-- START Data listing --

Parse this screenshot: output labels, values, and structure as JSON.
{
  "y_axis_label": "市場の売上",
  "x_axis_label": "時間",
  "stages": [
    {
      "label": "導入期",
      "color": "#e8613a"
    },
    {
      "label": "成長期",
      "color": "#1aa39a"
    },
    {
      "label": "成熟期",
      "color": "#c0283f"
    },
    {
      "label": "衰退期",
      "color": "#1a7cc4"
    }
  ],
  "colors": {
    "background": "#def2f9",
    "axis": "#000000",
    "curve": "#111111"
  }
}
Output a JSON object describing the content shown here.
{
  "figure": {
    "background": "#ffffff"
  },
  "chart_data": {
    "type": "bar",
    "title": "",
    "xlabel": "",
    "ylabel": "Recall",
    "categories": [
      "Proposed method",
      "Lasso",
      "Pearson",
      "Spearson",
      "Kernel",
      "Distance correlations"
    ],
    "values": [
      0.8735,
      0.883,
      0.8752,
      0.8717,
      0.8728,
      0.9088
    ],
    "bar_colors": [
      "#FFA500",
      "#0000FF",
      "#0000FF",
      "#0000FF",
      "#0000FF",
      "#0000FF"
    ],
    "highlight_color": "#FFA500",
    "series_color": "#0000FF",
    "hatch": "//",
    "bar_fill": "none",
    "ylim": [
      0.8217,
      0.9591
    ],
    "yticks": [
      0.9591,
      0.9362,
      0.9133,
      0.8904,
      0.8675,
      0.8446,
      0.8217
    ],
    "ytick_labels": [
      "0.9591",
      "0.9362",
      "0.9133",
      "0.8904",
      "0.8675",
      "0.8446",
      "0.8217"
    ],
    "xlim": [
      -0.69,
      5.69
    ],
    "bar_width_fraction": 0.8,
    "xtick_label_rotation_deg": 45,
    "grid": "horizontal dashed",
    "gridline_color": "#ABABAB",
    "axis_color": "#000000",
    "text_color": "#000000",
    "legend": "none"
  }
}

-- END Data listing --

Brief:
Every line holding "JSON" should be copied out.

The reply:
Parse this screenshot: output labels, values, and structure as JSON.
Output a JSON object describing the content shown here.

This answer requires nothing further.